[BEGIN Data entries]

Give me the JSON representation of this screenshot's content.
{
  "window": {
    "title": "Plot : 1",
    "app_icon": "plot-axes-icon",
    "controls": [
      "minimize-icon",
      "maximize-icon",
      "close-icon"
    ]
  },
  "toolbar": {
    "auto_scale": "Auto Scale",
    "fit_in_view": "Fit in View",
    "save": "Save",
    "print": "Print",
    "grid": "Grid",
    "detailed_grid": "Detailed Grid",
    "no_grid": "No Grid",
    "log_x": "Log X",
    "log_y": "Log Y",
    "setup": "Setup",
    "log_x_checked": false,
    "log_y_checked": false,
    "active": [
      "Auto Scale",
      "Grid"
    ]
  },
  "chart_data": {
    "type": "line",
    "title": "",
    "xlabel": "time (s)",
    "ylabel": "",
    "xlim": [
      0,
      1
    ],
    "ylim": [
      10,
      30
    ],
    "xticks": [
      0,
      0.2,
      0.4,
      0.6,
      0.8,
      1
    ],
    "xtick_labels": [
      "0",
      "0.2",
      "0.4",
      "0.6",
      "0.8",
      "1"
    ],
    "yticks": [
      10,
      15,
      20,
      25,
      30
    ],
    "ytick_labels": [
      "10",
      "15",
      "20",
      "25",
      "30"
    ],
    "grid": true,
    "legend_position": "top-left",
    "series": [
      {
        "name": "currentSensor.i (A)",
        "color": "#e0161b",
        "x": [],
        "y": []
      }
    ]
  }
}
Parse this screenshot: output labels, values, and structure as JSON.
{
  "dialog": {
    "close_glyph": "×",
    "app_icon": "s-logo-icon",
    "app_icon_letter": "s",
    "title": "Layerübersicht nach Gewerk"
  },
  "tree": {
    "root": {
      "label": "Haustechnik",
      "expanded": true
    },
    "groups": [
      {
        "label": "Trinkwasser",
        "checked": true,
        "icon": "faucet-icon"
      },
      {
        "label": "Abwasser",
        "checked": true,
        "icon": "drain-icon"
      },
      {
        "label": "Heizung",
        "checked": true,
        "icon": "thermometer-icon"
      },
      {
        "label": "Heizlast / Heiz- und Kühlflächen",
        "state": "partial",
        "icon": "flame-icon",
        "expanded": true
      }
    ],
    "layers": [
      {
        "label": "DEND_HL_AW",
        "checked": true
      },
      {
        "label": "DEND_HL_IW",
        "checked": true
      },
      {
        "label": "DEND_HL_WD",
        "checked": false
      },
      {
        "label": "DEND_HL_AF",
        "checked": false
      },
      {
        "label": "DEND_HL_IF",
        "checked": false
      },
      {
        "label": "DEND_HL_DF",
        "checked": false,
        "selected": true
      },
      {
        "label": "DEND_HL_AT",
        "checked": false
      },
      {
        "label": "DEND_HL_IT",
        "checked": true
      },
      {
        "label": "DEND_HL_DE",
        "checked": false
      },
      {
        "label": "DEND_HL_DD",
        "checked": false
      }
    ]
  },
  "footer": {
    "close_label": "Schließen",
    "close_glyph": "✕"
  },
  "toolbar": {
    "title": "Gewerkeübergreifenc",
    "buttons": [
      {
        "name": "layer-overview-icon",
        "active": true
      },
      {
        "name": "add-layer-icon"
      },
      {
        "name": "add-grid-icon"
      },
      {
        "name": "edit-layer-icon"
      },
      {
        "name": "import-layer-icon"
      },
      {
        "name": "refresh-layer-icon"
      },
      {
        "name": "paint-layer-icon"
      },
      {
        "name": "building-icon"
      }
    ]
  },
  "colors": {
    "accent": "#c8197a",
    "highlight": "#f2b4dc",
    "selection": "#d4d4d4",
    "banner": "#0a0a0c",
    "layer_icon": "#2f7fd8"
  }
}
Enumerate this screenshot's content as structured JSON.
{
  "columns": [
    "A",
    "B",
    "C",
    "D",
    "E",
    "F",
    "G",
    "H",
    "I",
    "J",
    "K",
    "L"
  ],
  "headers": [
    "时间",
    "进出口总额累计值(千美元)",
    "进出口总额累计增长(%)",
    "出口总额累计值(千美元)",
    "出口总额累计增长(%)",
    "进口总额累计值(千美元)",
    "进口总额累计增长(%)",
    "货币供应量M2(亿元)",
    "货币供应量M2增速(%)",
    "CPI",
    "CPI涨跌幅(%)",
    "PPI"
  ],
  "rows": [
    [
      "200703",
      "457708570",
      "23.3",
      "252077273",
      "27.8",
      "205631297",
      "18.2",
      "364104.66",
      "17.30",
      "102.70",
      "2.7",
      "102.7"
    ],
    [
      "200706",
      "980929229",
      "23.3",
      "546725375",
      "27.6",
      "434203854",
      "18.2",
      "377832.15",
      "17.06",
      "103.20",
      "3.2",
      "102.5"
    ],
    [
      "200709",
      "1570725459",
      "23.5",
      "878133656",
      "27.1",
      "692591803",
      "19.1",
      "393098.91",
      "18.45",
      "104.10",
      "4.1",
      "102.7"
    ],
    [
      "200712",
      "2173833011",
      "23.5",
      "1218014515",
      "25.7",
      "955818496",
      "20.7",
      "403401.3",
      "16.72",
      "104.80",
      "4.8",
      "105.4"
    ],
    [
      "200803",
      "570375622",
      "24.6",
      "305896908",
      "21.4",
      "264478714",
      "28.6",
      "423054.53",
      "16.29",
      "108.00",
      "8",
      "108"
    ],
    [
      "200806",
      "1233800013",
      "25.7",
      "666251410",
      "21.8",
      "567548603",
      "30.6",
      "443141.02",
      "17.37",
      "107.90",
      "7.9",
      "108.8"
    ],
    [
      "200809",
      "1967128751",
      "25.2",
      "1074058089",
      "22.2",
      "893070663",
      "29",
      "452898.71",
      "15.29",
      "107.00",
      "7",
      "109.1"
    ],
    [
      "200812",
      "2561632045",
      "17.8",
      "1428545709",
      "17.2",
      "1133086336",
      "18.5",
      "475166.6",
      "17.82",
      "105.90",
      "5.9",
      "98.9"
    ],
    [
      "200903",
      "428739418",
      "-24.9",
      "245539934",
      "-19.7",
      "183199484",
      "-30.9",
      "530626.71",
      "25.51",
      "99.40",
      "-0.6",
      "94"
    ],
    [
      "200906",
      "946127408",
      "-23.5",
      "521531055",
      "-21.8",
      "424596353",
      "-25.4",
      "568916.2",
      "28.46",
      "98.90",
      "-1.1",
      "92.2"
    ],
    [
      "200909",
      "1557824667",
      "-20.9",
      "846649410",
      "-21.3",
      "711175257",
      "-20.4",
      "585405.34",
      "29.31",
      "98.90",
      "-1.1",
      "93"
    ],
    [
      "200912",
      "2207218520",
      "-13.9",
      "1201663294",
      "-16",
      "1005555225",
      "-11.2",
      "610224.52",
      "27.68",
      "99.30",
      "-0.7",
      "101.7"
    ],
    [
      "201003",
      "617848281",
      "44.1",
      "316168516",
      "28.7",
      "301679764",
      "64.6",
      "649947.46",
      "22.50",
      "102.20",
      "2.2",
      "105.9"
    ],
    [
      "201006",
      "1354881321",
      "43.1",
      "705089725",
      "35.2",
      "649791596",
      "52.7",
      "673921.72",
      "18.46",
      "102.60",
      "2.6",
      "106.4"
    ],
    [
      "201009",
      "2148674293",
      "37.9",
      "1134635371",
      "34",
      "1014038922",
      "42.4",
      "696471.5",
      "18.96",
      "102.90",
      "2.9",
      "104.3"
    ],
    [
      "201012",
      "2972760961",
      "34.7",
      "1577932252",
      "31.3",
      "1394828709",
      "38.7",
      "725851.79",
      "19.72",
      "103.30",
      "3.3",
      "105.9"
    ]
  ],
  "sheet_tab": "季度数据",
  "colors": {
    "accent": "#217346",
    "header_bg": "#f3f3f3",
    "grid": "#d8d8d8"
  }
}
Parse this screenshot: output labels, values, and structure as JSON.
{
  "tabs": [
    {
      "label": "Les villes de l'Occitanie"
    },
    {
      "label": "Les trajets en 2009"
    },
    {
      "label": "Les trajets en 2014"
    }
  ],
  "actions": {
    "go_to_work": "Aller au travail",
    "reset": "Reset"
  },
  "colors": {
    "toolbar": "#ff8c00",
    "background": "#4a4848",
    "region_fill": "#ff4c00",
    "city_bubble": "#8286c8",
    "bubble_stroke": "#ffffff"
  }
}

[END Data entries]

» **Aim of the task**: Scan the listing above for the word "content" and copy every line that holds it.

» **Expected answer**:
Give me the JSON representation of this screenshot's content.
Enumerate this screenshot's content as structured JSON.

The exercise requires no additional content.